**WHAT YOU ARE ASKED TO DO**. Produce an exact copy of all the records.

**THE DATA**.
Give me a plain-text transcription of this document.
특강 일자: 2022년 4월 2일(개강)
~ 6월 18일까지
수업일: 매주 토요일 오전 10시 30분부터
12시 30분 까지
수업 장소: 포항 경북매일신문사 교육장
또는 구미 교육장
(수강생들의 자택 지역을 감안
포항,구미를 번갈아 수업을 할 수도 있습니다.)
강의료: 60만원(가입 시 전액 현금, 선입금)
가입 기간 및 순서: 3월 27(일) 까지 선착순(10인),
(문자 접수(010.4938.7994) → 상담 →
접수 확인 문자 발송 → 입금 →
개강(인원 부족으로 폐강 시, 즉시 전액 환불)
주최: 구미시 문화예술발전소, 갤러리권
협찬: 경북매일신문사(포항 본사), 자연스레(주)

**EXPECTED ANSWER**.
Give me a plain-text transcription of this document.
특강 일자: 2022년 4월 2일(개강)
~ 6월 18일까지
수업일: 매주 토요일 오전 10시 30분부터
12시 30분 까지
수업 장소: 포항 경북매일신문사 교육장
또는 구미 교육장
(수강생들의 자택 지역을 감안
포항,구미를 번갈아 수업을 할 수도 있습니다.)
강의료: 60만원(가입 시 전액 현금, 선입금)
가입 기간 및 순서: 3월 27(일) 까지 선착순(10인),
(문자 접수(010.4938.7994) → 상담 →
접수 확인 문자 발송 → 입금 →
개강(인원 부족으로 폐강 시, 즉시 전액 환불)
주최: 구미시 문화예술발전소, 갤러리권
협찬: 경북매일신문사(포항 본사), 자연스레(주)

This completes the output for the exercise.